▶ **Work required**: Look at the entries below and reproduce them exactly.

▶ **Supplied entries**:

_ _ _ _ _ _ _

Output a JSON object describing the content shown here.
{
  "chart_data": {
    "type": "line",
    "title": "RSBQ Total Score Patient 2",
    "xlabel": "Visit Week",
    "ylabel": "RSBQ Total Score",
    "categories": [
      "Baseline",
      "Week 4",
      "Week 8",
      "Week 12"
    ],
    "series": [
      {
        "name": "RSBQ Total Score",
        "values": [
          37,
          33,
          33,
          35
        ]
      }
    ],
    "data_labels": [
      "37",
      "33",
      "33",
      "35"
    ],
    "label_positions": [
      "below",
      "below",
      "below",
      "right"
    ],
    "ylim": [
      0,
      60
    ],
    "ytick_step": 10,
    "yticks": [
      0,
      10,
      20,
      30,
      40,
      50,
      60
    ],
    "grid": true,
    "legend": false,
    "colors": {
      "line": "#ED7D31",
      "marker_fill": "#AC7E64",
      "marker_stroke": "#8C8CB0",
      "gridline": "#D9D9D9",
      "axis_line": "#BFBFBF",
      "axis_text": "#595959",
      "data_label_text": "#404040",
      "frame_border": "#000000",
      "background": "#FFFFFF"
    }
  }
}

_ _ _ _ _ _ _

▶ **Complete response**:
Output a JSON object describing the content shown here.
{
  "chart_data": {
    "type": "line",
    "title": "RSBQ Total Score Patient 2",
    "xlabel": "Visit Week",
    "ylabel": "RSBQ Total Score",
    "categories": [
      "Baseline",
      "Week 4",
      "Week 8",
      "Week 12"
    ],
    "series": [
      {
        "name": "RSBQ Total Score",
        "values": [
          37,
          33,
          33,
          35
        ]
      }
    ],
    "data_labels": [
      "37",
      "33",
      "33",
      "35"
    ],
    "label_positions": [
      "below",
      "below",
      "below",
      "right"
    ],
    "ylim": [
      0,
      60
    ],
    "ytick_step": 10,
    "yticks": [
      0,
      10,
      20,
      30,
      40,
      50,
      60
    ],
    "grid": true,
    "legend": false,
    "colors": {
      "line": "#ED7D31",
      "marker_fill": "#AC7E64",
      "marker_stroke": "#8C8CB0",
      "gridline": "#D9D9D9",
      "axis_line": "#BFBFBF",
      "axis_text": "#595959",
      "data_label_text": "#404040",
      "frame_border": "#000000",
      "background": "#FFFFFF"
    }
  }
}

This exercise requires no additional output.